SET EXERCISE
Only a number is wanted. Count the lines holding the string "style".

-- start of ENTRIES --

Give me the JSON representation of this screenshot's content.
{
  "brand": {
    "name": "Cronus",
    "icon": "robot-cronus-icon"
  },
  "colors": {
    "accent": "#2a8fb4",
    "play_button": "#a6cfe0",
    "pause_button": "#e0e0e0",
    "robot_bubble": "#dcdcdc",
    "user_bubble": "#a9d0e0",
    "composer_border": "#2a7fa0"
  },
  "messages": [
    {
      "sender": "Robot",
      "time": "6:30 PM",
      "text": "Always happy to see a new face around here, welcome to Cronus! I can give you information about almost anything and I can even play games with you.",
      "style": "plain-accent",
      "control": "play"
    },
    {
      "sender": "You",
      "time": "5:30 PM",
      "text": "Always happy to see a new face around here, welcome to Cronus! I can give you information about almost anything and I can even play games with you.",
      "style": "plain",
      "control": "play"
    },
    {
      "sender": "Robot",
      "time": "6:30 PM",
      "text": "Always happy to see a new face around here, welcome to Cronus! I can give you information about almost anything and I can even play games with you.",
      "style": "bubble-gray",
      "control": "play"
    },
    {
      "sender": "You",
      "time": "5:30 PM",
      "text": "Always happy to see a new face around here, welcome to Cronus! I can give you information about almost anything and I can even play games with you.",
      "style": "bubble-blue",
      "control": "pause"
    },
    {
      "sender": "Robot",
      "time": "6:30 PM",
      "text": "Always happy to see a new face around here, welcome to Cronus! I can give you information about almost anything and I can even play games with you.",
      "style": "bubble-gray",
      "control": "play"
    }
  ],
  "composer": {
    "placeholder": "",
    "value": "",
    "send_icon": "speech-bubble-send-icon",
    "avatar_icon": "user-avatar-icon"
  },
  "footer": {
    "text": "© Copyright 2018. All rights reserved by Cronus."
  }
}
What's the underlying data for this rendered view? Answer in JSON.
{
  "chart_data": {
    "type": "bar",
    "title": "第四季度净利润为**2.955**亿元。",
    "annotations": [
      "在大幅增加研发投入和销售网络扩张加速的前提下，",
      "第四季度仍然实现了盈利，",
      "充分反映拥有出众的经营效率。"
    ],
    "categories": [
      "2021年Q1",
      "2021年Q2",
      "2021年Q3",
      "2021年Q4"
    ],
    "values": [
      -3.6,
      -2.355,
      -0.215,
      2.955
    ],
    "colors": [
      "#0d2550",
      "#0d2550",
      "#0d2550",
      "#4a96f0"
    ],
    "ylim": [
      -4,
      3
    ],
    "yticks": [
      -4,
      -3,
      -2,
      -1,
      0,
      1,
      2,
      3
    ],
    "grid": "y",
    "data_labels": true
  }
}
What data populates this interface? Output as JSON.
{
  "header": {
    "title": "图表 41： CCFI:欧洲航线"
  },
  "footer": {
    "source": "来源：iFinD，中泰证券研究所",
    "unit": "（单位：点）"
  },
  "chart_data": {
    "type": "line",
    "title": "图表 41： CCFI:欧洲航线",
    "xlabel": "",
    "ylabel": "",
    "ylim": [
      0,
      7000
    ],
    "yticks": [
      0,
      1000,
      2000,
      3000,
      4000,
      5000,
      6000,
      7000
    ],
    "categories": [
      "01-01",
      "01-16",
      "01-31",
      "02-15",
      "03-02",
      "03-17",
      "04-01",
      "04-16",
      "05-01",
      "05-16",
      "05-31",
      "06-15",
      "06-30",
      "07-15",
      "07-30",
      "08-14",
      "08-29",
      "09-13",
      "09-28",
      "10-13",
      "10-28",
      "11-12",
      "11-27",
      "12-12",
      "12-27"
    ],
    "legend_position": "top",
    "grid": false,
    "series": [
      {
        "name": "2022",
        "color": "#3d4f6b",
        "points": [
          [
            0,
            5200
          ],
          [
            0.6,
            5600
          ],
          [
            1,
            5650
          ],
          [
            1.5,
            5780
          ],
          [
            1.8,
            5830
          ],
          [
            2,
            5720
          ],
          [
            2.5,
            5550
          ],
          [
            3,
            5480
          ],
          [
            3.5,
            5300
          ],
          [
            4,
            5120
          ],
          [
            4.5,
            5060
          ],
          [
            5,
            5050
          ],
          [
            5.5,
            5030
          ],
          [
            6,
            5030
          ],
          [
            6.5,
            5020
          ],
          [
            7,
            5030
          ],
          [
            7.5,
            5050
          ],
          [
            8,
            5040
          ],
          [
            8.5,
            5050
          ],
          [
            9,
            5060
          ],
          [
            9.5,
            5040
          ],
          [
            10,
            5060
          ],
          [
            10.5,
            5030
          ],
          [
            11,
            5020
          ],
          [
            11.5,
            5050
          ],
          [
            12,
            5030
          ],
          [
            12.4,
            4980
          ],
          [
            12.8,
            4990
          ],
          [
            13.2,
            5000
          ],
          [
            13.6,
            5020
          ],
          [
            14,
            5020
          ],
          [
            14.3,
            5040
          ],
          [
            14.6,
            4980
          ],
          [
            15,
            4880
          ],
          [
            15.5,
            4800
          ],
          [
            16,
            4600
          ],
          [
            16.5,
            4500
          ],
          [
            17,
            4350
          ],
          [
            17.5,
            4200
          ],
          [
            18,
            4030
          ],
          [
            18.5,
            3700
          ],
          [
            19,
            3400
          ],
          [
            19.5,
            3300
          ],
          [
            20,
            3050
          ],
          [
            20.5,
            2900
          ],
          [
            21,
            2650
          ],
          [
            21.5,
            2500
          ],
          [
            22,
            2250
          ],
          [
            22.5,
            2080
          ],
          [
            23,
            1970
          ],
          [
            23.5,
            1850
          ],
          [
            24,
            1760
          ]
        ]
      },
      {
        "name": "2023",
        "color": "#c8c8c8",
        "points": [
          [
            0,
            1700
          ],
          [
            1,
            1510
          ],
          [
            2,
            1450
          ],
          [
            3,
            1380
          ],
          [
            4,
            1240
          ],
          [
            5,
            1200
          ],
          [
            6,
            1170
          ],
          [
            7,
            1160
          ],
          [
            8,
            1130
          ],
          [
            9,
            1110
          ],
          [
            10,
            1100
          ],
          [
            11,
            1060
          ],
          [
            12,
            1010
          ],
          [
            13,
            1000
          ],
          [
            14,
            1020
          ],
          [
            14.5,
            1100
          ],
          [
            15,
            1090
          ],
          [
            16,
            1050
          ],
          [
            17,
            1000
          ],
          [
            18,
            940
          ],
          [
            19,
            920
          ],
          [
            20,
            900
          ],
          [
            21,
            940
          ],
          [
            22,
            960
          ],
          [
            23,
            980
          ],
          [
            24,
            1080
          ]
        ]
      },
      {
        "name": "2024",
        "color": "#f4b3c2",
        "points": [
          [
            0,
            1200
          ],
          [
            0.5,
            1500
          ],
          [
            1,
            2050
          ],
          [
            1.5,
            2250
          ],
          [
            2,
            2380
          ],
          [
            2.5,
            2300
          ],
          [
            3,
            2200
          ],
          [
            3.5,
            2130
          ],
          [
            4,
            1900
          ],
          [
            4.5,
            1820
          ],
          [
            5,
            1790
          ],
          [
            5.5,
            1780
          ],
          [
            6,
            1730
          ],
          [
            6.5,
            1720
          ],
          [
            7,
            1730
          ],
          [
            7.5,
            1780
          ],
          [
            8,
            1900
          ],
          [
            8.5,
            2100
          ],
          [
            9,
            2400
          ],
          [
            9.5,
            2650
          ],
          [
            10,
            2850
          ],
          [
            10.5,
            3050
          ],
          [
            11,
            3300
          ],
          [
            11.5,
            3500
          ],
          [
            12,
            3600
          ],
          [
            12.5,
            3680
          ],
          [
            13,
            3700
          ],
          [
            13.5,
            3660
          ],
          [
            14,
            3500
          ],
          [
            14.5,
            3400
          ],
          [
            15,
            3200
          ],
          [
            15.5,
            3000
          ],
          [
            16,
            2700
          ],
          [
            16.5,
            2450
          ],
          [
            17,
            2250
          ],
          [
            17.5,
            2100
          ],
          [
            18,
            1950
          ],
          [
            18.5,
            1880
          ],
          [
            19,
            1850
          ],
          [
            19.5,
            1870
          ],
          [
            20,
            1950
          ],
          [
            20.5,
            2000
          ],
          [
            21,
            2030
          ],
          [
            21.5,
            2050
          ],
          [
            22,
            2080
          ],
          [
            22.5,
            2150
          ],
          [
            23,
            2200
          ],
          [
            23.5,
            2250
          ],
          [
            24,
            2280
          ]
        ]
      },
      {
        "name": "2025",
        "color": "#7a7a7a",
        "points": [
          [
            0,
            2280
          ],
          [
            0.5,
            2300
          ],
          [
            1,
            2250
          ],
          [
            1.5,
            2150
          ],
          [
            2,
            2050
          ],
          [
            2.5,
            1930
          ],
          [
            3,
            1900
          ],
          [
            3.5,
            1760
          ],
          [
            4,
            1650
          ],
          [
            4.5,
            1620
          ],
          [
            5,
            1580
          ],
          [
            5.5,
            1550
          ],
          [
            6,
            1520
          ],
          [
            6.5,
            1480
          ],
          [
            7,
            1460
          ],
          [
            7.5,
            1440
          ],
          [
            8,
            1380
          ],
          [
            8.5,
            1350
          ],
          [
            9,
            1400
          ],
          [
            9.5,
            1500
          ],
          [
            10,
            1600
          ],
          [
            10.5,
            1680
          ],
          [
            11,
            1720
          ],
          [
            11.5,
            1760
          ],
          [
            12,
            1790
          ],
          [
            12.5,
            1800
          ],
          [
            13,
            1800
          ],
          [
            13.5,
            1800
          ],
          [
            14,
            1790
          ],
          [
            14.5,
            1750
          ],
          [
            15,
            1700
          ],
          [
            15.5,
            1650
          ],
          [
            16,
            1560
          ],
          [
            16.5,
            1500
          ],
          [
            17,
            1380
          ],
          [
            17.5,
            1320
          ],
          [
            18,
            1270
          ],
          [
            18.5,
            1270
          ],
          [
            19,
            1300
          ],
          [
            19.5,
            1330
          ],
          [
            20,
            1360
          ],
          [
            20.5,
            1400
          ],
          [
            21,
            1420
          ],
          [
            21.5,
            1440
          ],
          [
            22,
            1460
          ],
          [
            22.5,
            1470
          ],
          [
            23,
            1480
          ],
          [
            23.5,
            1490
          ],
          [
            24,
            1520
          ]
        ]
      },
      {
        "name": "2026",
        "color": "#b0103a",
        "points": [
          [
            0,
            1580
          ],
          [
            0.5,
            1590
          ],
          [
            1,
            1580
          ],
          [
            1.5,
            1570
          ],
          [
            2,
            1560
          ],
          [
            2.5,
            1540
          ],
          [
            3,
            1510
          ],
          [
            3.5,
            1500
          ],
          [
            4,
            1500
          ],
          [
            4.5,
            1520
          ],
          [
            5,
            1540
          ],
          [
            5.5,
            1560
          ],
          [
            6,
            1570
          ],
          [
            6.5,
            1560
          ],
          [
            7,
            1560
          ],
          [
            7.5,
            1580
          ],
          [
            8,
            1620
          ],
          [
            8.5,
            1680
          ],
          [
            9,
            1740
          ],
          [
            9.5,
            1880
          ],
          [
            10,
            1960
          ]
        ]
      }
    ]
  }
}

-- end of ENTRIES --

REPLY TO THE TASK
5